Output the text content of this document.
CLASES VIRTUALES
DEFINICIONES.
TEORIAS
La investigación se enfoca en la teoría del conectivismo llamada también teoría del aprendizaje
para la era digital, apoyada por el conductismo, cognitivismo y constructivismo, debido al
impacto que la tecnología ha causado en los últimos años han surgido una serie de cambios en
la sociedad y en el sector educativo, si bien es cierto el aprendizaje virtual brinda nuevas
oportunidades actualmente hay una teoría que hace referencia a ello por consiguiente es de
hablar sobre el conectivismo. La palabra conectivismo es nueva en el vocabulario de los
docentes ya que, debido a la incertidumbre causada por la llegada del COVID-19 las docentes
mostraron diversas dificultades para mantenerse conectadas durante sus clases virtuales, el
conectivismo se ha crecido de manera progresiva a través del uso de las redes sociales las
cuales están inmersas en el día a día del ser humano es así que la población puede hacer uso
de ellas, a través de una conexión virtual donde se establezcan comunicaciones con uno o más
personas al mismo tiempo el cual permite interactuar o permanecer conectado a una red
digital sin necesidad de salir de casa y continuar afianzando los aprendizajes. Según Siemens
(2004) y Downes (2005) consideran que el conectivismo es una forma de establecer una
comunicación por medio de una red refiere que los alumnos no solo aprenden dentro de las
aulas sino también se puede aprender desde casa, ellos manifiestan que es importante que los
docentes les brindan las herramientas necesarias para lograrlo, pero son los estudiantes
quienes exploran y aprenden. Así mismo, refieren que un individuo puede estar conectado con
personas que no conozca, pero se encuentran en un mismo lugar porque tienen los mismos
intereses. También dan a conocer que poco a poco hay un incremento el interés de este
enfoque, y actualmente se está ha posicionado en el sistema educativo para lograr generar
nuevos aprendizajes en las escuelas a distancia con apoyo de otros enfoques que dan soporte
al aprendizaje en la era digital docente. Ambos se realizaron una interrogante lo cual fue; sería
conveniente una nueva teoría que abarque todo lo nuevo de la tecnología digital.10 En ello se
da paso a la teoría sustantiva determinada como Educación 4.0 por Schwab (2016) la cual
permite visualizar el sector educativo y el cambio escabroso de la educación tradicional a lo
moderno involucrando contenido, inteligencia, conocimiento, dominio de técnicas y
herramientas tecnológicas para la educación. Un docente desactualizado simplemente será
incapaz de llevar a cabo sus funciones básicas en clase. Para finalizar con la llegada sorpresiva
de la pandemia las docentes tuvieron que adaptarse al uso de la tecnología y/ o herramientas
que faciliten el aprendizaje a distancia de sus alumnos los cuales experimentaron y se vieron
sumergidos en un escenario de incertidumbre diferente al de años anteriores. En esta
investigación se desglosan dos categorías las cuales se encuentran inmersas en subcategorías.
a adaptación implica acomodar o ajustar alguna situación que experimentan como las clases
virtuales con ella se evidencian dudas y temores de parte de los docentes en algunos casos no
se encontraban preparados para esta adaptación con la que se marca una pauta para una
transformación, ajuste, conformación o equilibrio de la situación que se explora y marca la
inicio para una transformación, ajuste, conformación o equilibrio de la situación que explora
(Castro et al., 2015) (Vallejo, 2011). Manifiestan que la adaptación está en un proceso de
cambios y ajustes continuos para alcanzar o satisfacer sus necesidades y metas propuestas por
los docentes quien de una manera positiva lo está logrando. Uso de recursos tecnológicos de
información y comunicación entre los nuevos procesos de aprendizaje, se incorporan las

WORK TO DO: Repeat all the entries word for word.

RESPONSE:
Output the text content of this document.
CLASES VIRTUALES
DEFINICIONES.
TEORIAS
La investigación se enfoca en la teoría del conectivismo llamada también teoría del aprendizaje
para la era digital, apoyada por el conductismo, cognitivismo y constructivismo, debido al
impacto que la tecnología ha causado en los últimos años han surgido una serie de cambios en
la sociedad y en el sector educativo, si bien es cierto el aprendizaje virtual brinda nuevas
oportunidades actualmente hay una teoría que hace referencia a ello por consiguiente es de
hablar sobre el conectivismo. La palabra conectivismo es nueva en el vocabulario de los
docentes ya que, debido a la incertidumbre causada por la llegada del COVID-19 las docentes
mostraron diversas dificultades para mantenerse conectadas durante sus clases virtuales, el
conectivismo se ha crecido de manera progresiva a través del uso de las redes sociales las
cuales están inmersas en el día a día del ser humano es así que la población puede hacer uso
de ellas, a través de una conexión virtual donde se establezcan comunicaciones con uno o más
personas al mismo tiempo el cual permite interactuar o permanecer conectado a una red
digital sin necesidad de salir de casa y continuar afianzando los aprendizajes. Según Siemens
(2004) y Downes (2005) consideran que el conectivismo es una forma de establecer una
comunicación por medio de una red refiere que los alumnos no solo aprenden dentro de las
aulas sino también se puede aprender desde casa, ellos manifiestan que es importante que los
docentes les brindan las herramientas necesarias para lograrlo, pero son los estudiantes
quienes exploran y aprenden. Así mismo, refieren que un individuo puede estar conectado con
personas que no conozca, pero se encuentran en un mismo lugar porque tienen los mismos
intereses. También dan a conocer que poco a poco hay un incremento el interés de este
enfoque, y actualmente se está ha posicionado en el sistema educativo para lograr generar
nuevos aprendizajes en las escuelas a distancia con apoyo de otros enfoques que dan soporte
al aprendizaje en la era digital docente. Ambos se realizaron una interrogante lo cual fue; sería
conveniente una nueva teoría que abarque todo lo nuevo de la tecnología digital.10 En ello se
da paso a la teoría sustantiva determinada como Educación 4.0 por Schwab (2016) la cual
permite visualizar el sector educativo y el cambio escabroso de la educación tradicional a lo
moderno involucrando contenido, inteligencia, conocimiento, dominio de técnicas y
herramientas tecnológicas para la educación. Un docente desactualizado simplemente será
incapaz de llevar a cabo sus funciones básicas en clase. Para finalizar con la llegada sorpresiva
de la pandemia las docentes tuvieron que adaptarse al uso de la tecnología y/ o herramientas
que faciliten el aprendizaje a distancia de sus alumnos los cuales experimentaron y se vieron
sumergidos en un escenario de incertidumbre diferente al de años anteriores. En esta
investigación se desglosan dos categorías las cuales se encuentran inmersas en subcategorías.
a adaptación implica acomodar o ajustar alguna situación que experimentan como las clases
virtuales con ella se evidencian dudas y temores de parte de los docentes en algunos casos no
se encontraban preparados para esta adaptación con la que se marca una pauta para una
transformación, ajuste, conformación o equilibrio de la situación que se explora y marca la
inicio para una transformación, ajuste, conformación o equilibrio de la situación que explora
(Castro et al., 2015) (Vallejo, 2011). Manifiestan que la adaptación está en un proceso de
cambios y ajustes continuos para alcanzar o satisfacer sus necesidades y metas propuestas por
los docentes quien de una manera positiva lo está logrando. Uso de recursos tecnológicos de
información y comunicación entre los nuevos procesos de aprendizaje, se incorporan las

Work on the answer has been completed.